§ **SUPPLIED DATA**
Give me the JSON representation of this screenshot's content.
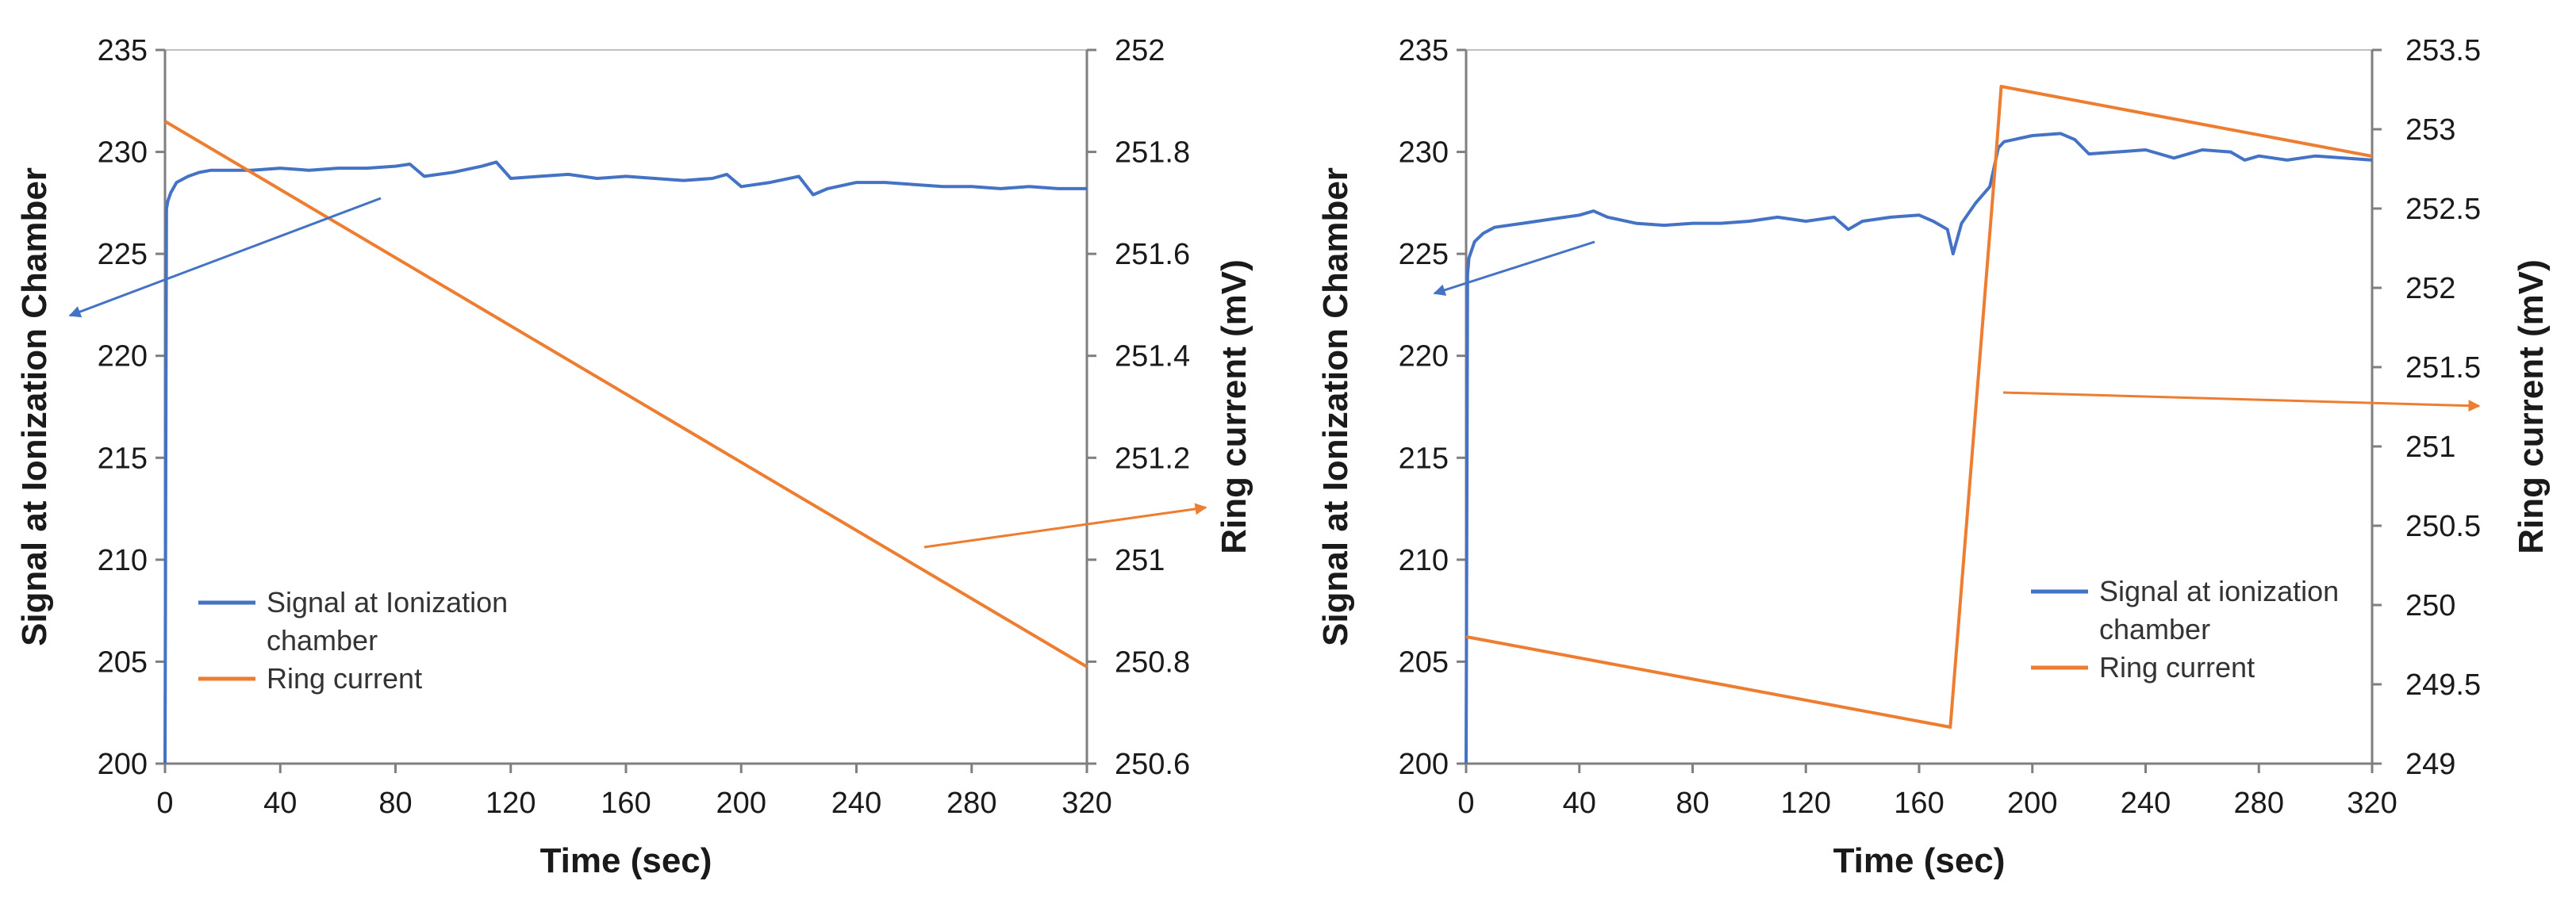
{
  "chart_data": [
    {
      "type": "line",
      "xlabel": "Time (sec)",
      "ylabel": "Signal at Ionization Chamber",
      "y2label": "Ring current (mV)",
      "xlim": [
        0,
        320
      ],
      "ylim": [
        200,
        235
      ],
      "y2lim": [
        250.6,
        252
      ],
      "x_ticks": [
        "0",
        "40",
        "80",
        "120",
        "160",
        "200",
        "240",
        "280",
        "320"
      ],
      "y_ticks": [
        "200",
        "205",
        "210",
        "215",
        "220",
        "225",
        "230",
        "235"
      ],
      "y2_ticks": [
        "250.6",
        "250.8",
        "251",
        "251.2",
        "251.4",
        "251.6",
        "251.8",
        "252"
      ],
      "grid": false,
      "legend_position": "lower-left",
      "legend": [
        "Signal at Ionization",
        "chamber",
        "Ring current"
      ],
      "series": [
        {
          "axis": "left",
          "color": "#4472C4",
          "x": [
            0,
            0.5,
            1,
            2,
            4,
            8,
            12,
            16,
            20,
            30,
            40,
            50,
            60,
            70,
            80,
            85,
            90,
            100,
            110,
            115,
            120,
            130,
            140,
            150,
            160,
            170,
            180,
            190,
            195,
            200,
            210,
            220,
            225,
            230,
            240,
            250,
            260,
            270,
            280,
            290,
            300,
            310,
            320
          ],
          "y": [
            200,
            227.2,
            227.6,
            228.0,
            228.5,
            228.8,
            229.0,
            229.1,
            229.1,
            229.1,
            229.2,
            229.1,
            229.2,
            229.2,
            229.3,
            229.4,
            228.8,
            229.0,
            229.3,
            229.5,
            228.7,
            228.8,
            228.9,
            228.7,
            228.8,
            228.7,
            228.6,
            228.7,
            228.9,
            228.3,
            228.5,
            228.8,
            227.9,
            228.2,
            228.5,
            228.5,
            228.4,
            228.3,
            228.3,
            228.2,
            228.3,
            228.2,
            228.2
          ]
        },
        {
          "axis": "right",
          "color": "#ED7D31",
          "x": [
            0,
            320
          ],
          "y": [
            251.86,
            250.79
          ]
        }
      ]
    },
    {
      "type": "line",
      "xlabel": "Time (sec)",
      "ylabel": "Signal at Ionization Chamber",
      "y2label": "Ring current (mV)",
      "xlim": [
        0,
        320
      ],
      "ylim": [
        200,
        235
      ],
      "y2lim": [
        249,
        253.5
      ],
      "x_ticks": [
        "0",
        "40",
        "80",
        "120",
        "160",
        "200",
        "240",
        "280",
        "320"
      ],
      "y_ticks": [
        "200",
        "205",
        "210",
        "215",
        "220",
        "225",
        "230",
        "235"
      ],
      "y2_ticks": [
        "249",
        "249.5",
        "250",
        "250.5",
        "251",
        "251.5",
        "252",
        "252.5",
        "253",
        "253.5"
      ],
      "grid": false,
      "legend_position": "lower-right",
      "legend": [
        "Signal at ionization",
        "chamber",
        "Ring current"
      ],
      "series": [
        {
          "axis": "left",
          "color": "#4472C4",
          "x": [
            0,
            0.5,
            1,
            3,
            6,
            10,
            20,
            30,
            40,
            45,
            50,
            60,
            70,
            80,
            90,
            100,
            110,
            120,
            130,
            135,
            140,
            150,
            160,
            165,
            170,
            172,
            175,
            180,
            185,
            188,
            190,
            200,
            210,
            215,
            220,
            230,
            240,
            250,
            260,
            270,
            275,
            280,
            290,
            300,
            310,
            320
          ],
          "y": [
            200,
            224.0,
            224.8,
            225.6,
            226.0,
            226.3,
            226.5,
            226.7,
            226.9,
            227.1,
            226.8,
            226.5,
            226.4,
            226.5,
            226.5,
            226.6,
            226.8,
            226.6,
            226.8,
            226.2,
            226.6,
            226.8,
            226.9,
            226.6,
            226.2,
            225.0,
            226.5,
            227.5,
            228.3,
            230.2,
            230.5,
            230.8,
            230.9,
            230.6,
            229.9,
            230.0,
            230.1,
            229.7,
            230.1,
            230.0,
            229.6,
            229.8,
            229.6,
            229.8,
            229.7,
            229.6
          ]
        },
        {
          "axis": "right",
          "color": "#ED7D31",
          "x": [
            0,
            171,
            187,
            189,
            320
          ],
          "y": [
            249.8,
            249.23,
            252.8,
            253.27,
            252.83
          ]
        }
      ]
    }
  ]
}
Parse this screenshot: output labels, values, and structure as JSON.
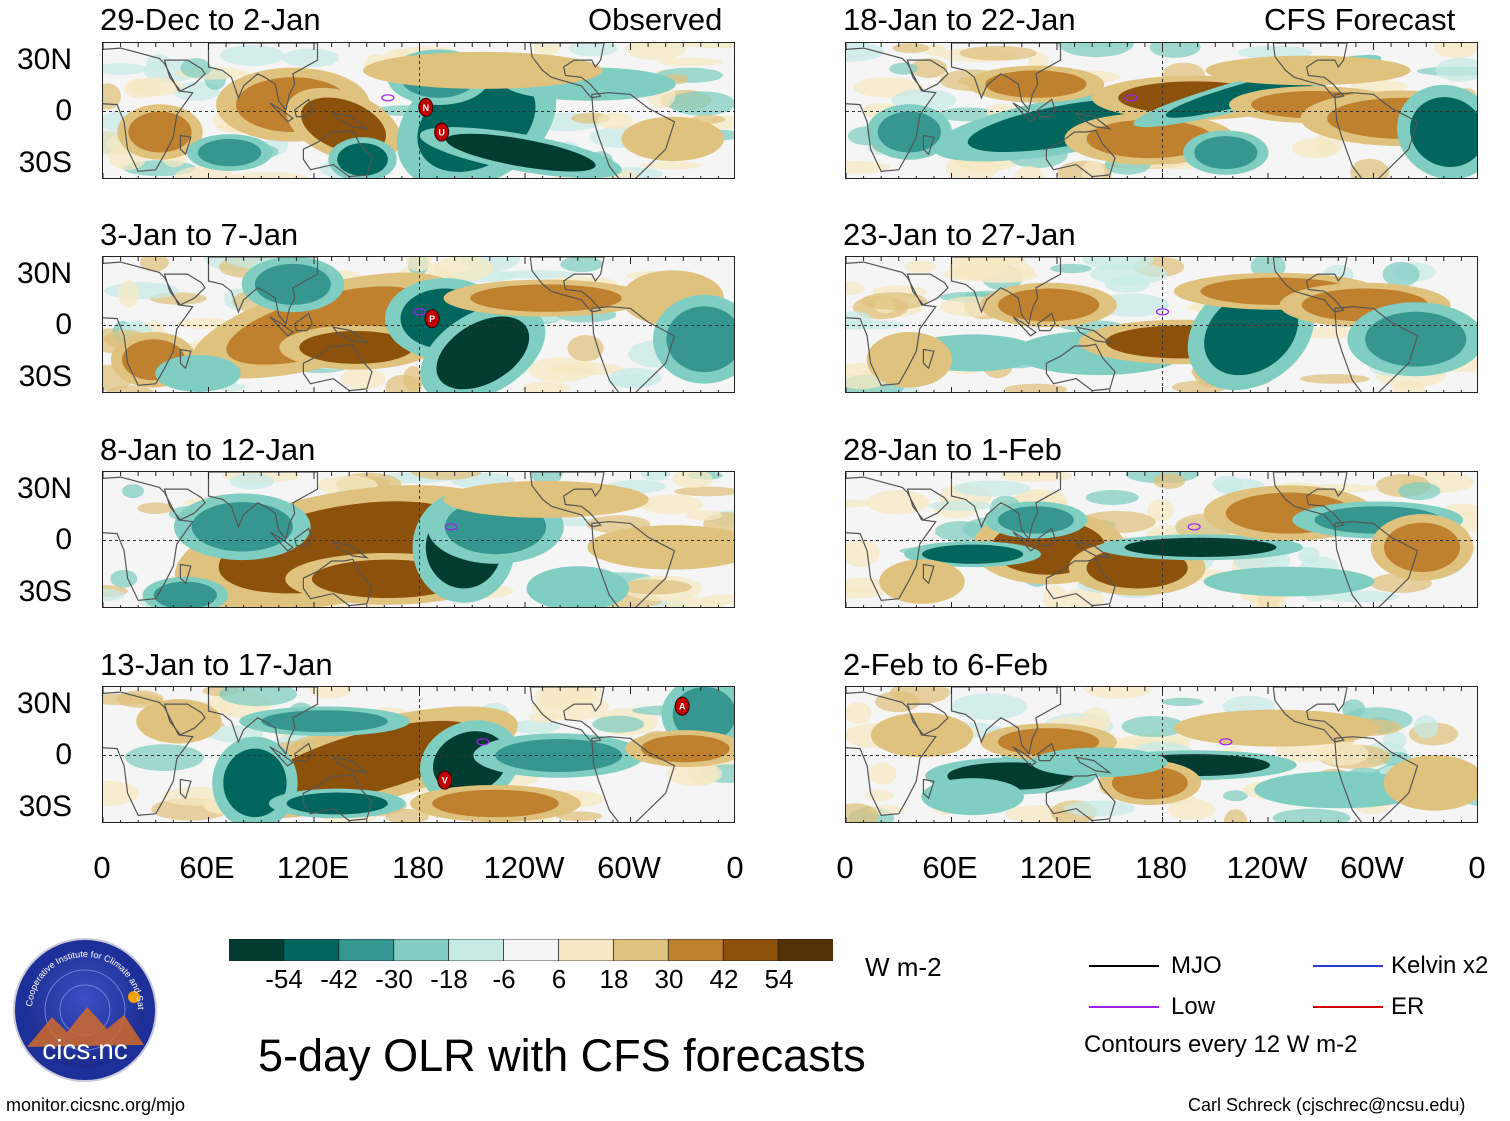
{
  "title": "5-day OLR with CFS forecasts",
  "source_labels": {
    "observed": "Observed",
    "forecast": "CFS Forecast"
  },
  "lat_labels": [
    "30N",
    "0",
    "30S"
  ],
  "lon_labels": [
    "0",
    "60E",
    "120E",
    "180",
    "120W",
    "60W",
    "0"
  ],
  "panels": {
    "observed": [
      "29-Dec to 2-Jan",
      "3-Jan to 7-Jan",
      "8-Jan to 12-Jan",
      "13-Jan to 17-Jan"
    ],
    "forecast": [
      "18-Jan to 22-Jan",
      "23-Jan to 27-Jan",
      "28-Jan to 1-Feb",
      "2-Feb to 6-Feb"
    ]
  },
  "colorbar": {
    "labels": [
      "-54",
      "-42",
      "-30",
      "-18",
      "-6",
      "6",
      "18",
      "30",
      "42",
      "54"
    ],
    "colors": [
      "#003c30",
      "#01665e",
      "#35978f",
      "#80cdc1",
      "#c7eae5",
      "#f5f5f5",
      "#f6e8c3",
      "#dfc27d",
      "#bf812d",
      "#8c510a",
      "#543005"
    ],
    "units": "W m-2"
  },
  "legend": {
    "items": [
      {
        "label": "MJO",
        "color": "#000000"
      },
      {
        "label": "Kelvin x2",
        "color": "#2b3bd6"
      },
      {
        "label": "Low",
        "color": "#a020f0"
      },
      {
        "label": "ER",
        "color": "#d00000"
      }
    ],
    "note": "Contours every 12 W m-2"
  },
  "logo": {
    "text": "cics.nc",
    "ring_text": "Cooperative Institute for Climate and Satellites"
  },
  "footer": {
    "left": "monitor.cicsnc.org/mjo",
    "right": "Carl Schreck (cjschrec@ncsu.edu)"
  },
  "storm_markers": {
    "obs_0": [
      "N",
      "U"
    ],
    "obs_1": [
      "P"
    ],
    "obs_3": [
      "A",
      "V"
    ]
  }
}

§ **AIM OF THE EXERCISE**
The answer is a single number: how many lines include the word "left"?

§ **RESULT OF THIS EXERCISE**
4